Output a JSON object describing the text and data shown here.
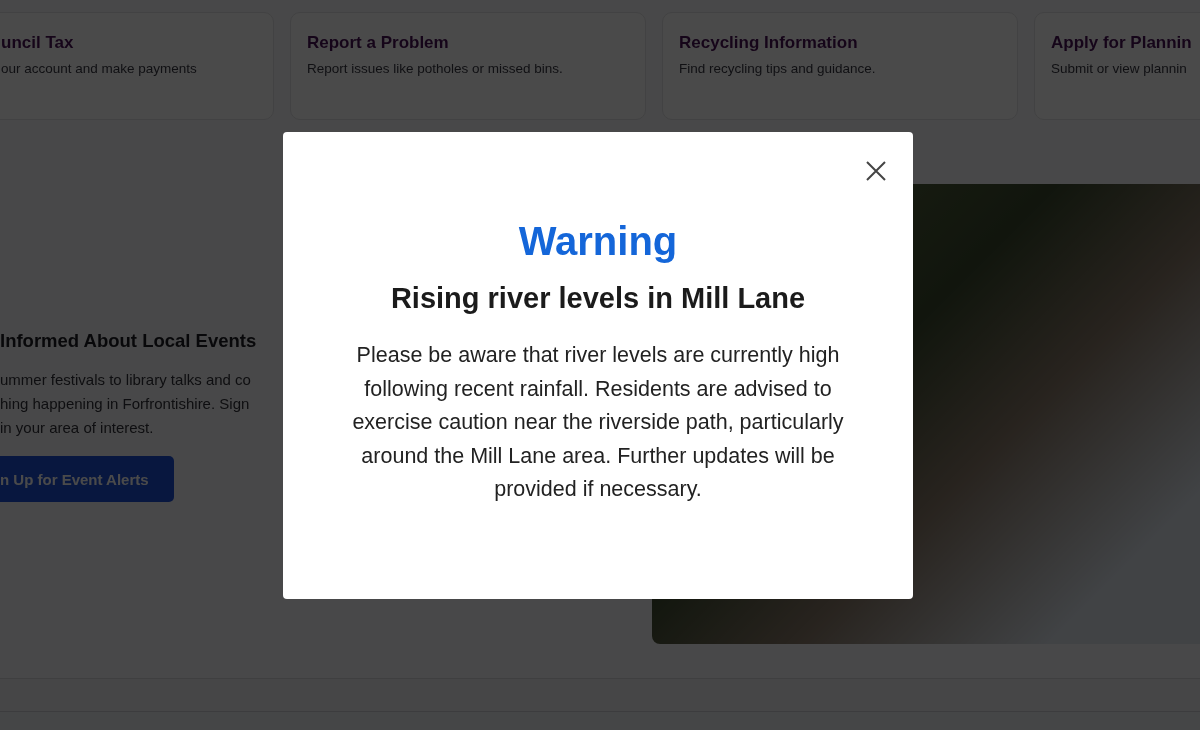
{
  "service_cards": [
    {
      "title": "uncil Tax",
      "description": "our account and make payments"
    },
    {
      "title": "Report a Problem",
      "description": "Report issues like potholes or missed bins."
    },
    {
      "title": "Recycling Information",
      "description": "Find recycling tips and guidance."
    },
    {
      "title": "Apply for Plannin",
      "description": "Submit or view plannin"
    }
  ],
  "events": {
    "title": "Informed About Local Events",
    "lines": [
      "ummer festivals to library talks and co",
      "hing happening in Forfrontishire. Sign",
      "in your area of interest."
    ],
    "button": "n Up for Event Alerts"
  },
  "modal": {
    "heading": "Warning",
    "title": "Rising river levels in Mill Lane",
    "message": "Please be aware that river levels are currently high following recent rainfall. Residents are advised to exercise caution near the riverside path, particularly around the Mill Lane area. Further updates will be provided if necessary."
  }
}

....

Copy out all the entries exactly. Images stay out of the copy.

Finished answer:
Output a JSON object describing the text and data shown here.
{
  "service_cards": [
    {
      "title": "uncil Tax",
      "description": "our account and make payments"
    },
    {
      "title": "Report a Problem",
      "description": "Report issues like potholes or missed bins."
    },
    {
      "title": "Recycling Information",
      "description": "Find recycling tips and guidance."
    },
    {
      "title": "Apply for Plannin",
      "description": "Submit or view plannin"
    }
  ],
  "events": {
    "title": "Informed About Local Events",
    "lines": [
      "ummer festivals to library talks and co",
      "hing happening in Forfrontishire. Sign",
      "in your area of interest."
    ],
    "button": "n Up for Event Alerts"
  },
  "modal": {
    "heading": "Warning",
    "title": "Rising river levels in Mill Lane",
    "message": "Please be aware that river levels are currently high following recent rainfall. Residents are advised to exercise caution near the riverside path, particularly around the Mill Lane area. Further updates will be provided if necessary."
  }
}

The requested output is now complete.